** Begin Data **
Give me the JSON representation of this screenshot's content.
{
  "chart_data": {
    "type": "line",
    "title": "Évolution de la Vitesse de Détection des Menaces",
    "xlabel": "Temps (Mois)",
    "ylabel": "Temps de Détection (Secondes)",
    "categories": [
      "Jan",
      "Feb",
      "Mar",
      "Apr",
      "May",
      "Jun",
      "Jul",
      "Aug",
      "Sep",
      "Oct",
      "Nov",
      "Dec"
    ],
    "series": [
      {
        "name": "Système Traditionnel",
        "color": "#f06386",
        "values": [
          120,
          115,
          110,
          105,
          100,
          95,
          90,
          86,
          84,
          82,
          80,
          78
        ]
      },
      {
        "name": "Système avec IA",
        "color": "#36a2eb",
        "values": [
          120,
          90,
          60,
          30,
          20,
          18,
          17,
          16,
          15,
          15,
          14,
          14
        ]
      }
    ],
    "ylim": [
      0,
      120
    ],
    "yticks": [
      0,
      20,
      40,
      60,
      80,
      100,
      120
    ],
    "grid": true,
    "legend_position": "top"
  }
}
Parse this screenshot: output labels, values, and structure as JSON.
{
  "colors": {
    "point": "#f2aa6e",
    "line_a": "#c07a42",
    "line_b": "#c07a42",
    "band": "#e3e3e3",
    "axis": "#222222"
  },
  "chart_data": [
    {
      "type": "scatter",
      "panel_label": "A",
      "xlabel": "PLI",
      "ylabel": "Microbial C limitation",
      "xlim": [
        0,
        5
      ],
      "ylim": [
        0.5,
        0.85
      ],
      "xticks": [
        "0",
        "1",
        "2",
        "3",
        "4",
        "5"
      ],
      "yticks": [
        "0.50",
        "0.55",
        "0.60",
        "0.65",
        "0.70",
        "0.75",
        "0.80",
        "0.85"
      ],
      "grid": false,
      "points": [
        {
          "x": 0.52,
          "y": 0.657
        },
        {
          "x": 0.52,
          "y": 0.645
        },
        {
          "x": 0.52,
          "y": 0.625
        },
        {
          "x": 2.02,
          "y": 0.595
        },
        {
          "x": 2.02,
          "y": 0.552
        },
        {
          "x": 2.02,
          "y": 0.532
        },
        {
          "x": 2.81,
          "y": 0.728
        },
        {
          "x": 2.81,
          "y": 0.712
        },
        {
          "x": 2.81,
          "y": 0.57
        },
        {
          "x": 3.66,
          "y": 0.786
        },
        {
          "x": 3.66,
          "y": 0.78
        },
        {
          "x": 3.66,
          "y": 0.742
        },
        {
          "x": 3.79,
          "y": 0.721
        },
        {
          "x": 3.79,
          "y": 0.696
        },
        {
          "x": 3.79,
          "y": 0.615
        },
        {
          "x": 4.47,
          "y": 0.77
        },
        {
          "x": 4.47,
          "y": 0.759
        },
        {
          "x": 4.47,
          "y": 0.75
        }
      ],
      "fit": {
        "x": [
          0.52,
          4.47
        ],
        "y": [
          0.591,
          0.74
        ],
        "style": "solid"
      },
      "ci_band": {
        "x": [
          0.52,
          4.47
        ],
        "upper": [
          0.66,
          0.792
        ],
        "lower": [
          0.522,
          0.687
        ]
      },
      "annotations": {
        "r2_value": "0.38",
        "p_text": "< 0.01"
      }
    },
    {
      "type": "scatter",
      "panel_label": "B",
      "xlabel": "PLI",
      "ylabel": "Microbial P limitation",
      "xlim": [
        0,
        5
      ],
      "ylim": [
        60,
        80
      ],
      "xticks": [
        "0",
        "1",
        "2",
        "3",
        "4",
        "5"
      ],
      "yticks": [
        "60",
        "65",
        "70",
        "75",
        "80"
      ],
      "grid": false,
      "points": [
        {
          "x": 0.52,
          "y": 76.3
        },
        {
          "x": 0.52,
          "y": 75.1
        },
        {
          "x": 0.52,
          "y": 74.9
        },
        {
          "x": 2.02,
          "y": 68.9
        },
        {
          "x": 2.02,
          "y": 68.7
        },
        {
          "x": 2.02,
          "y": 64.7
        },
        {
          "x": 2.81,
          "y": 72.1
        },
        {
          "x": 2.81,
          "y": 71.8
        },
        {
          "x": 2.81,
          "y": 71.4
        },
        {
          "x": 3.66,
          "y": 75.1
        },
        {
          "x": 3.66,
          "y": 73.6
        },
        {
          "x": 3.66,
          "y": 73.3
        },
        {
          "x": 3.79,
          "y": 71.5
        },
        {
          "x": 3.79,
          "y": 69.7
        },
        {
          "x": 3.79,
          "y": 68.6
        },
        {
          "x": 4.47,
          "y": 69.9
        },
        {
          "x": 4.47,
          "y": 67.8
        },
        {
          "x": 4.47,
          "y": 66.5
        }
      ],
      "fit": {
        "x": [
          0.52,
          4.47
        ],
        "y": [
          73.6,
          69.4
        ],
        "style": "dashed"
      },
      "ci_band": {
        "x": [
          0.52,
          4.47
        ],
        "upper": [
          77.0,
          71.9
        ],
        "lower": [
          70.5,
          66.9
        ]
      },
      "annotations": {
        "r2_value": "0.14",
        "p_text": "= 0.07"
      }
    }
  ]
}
** End Data **
Identify every line where the string "screenshot" appears.

◆ Solution:
Give me the JSON representation of this screenshot's content.
Parse this screenshot: output labels, values, and structure as JSON.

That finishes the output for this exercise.